Work required
The output should consist solely of the line containing "Read out every word on this page." and the lines that follow it through the end of the data below.

[Items from a dataset]
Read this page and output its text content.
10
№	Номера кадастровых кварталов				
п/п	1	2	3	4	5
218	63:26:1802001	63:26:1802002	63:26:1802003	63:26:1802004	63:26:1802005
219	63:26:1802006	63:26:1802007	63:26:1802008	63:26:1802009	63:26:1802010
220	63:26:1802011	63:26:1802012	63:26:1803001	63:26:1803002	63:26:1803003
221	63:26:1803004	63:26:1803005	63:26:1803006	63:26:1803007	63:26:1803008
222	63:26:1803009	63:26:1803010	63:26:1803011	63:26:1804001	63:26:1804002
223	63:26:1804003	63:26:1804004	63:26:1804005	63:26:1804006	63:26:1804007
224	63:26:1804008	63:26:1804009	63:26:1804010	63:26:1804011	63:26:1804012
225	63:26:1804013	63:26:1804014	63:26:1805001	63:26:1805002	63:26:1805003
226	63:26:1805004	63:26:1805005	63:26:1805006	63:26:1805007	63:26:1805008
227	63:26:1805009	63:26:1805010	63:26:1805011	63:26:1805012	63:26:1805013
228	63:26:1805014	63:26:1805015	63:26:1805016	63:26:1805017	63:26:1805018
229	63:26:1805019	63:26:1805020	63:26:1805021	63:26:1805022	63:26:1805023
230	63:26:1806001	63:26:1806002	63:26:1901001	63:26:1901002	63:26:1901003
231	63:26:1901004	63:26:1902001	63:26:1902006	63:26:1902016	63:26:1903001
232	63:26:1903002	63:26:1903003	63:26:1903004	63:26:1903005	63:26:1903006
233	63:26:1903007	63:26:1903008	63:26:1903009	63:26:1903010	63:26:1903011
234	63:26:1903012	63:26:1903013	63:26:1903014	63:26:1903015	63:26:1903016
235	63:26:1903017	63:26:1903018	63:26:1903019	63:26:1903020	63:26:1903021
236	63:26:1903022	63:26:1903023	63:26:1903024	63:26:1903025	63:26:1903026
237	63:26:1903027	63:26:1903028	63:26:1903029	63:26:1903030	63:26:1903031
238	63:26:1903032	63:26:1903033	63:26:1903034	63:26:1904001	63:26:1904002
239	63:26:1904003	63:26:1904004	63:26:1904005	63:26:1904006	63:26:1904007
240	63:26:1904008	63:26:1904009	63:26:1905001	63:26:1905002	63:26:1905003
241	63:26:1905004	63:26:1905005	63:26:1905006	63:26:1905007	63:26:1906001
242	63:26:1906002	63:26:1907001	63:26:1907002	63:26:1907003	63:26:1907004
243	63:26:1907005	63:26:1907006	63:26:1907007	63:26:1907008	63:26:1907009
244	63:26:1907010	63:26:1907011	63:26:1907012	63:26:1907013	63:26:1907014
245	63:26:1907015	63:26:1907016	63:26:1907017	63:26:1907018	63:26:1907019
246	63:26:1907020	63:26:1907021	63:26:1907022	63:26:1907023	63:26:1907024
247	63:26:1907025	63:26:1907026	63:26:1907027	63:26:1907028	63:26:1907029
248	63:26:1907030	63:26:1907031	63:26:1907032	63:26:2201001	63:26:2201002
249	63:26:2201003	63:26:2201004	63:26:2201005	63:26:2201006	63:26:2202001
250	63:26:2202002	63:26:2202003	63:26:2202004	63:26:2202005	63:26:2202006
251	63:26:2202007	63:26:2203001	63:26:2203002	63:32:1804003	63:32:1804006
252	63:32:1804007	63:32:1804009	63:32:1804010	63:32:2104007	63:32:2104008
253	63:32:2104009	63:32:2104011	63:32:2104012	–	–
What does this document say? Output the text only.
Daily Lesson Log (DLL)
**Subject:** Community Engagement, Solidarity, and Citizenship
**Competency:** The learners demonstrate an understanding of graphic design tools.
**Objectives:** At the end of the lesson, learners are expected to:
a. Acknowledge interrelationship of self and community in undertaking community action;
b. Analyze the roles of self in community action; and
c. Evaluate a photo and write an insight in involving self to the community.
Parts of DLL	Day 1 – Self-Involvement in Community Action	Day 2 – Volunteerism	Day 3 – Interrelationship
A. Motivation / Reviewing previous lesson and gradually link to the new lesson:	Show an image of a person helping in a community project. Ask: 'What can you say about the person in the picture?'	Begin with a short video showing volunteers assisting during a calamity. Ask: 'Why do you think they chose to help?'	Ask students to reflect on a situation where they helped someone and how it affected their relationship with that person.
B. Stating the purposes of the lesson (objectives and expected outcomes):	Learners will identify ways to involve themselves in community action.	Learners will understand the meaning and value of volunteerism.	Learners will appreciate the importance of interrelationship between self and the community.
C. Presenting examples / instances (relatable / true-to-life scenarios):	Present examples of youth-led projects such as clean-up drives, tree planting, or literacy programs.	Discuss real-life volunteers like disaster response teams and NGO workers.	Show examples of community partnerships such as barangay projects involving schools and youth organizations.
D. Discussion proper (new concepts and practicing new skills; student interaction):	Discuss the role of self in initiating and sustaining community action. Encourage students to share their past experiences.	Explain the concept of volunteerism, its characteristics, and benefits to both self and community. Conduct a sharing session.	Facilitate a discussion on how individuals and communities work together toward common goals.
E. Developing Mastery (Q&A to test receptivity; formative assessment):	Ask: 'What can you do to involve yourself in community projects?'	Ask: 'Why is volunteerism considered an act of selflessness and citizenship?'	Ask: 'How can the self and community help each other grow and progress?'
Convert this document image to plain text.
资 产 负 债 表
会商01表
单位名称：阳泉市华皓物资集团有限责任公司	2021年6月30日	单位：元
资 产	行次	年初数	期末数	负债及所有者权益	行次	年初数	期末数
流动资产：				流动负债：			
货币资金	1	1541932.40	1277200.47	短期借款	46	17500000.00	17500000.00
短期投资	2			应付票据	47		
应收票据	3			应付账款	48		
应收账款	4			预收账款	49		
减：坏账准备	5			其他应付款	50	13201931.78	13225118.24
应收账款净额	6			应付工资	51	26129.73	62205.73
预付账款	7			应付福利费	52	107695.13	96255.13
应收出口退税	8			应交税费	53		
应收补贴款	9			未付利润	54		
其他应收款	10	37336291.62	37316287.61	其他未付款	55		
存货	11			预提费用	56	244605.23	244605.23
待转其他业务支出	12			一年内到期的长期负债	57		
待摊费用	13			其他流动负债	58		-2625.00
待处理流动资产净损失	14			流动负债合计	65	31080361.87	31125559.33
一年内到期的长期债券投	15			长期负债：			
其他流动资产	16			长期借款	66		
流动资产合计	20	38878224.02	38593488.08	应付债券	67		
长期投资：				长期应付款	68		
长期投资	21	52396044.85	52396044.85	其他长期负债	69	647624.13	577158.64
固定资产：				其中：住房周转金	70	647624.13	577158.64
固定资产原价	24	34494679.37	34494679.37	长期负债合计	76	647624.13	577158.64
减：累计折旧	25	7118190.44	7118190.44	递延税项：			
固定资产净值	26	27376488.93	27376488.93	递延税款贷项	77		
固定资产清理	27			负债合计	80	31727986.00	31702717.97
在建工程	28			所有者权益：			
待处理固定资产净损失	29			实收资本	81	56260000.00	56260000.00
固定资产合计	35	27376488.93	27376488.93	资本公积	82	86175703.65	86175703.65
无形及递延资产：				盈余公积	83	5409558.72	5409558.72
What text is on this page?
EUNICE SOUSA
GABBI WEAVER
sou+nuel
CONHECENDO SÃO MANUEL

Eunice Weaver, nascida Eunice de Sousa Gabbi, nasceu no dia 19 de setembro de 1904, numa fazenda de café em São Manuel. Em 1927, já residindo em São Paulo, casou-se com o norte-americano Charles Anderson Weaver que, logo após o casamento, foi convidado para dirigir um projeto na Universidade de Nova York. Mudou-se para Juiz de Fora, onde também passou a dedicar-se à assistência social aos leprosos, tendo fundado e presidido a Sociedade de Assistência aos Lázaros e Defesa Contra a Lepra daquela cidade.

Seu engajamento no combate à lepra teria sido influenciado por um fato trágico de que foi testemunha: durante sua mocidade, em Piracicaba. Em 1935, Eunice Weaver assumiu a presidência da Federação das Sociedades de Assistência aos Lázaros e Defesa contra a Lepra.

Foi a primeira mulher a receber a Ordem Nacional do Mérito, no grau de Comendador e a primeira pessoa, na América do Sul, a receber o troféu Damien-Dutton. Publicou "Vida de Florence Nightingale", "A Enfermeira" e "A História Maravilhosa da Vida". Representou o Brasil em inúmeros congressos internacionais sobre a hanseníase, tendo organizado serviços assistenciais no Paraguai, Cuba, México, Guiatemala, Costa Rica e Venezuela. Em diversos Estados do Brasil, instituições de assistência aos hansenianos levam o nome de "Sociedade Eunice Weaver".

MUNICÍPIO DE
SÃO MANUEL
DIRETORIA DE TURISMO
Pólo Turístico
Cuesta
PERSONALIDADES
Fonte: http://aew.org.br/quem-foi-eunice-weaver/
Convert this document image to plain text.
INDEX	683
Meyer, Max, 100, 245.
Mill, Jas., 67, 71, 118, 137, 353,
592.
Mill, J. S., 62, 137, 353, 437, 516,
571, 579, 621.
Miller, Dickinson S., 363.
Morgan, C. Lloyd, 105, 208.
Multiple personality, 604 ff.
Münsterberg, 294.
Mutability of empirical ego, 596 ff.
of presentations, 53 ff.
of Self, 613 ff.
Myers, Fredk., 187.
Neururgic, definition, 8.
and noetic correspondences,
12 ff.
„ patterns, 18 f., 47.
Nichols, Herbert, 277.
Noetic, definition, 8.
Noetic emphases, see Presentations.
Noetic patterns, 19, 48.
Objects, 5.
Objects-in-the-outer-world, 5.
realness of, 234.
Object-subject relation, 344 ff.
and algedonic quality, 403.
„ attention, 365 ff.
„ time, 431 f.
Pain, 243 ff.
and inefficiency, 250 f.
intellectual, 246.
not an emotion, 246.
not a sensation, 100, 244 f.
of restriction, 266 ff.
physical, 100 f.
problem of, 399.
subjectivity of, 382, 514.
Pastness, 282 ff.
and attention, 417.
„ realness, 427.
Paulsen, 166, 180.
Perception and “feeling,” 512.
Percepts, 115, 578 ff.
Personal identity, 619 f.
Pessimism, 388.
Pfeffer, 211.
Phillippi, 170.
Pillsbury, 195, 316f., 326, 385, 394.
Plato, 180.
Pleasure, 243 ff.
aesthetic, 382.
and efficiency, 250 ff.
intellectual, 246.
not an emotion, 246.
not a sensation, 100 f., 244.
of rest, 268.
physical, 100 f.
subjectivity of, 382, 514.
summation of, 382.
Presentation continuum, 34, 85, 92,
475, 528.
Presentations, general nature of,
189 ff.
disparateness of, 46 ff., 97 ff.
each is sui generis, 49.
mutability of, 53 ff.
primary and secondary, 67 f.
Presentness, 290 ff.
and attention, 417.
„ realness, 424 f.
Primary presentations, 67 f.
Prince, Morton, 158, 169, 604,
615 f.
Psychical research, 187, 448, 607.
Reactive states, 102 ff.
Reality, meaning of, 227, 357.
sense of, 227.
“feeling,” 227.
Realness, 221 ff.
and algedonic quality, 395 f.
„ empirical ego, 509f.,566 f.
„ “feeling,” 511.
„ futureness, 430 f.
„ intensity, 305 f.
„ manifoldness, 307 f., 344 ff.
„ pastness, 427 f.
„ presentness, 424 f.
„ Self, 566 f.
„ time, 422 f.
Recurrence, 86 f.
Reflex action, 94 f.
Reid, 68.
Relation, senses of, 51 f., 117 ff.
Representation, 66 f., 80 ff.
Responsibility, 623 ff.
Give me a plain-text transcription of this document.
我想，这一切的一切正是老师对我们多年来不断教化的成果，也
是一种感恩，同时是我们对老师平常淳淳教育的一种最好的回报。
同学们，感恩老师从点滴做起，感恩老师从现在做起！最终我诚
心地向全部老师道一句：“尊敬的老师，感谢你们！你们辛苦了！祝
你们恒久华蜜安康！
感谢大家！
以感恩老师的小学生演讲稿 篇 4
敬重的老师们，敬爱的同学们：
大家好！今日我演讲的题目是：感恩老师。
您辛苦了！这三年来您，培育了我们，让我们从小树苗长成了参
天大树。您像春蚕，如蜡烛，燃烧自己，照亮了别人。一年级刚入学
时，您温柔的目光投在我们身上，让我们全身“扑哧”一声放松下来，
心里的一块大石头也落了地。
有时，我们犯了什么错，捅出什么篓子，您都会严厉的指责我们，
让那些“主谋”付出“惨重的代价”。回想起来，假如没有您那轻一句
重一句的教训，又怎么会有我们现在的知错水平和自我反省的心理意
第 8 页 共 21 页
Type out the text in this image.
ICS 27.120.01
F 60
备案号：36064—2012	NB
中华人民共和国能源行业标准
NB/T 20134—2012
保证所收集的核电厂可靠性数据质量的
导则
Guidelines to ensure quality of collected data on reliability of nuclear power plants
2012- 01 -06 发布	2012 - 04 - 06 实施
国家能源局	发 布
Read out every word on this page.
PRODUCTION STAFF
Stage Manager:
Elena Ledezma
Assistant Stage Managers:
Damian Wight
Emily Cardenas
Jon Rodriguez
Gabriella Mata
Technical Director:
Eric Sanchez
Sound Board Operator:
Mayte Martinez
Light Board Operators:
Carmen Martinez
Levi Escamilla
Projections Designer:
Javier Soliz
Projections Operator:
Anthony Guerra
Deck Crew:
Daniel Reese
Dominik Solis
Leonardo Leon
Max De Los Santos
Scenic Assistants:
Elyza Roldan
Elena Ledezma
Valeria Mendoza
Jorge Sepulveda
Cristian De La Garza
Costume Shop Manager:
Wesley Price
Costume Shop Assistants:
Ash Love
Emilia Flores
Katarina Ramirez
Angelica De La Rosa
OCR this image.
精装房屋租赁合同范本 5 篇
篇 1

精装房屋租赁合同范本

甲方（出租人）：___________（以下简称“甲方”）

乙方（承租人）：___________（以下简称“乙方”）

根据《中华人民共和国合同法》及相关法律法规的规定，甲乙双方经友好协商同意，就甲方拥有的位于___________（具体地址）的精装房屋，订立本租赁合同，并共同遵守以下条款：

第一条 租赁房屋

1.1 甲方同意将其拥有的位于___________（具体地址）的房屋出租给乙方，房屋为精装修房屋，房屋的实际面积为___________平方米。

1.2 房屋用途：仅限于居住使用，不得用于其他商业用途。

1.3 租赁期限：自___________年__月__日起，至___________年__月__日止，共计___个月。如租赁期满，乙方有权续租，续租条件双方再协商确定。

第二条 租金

The solution
Read out every word on this page.
PRODUCTION STAFF
Stage Manager:
Elena Ledezma
Assistant Stage Managers:
Damian Wight
Emily Cardenas
Jon Rodriguez
Gabriella Mata
Technical Director:
Eric Sanchez
Sound Board Operator:
Mayte Martinez
Light Board Operators:
Carmen Martinez
Levi Escamilla
Projections Designer:
Javier Soliz
Projections Operator:
Anthony Guerra
Deck Crew:
Daniel Reese
Dominik Solis
Leonardo Leon
Max De Los Santos
Scenic Assistants:
Elyza Roldan
Elena Ledezma
Valeria Mendoza
Jorge Sepulveda
Cristian De La Garza
Costume Shop Manager:
Wesley Price
Costume Shop Assistants:
Ash Love
Emilia Flores
Katarina Ramirez
Angelica De La Rosa
OCR this image.
精装房屋租赁合同范本 5 篇
篇 1

精装房屋租赁合同范本

甲方（出租人）：___________（以下简称“甲方”）

乙方（承租人）：___________（以下简称“乙方”）

根据《中华人民共和国合同法》及相关法律法规的规定，甲乙双方经友好协商同意，就甲方拥有的位于___________（具体地址）的精装房屋，订立本租赁合同，并共同遵守以下条款：

第一条 租赁房屋

1.1 甲方同意将其拥有的位于___________（具体地址）的房屋出租给乙方，房屋为精装修房屋，房屋的实际面积为___________平方米。

1.2 房屋用途：仅限于居住使用，不得用于其他商业用途。

1.3 租赁期限：自___________年__月__日起，至___________年__月__日止，共计___个月。如租赁期满，乙方有权续租，续租条件双方再协商确定。

第二条 租金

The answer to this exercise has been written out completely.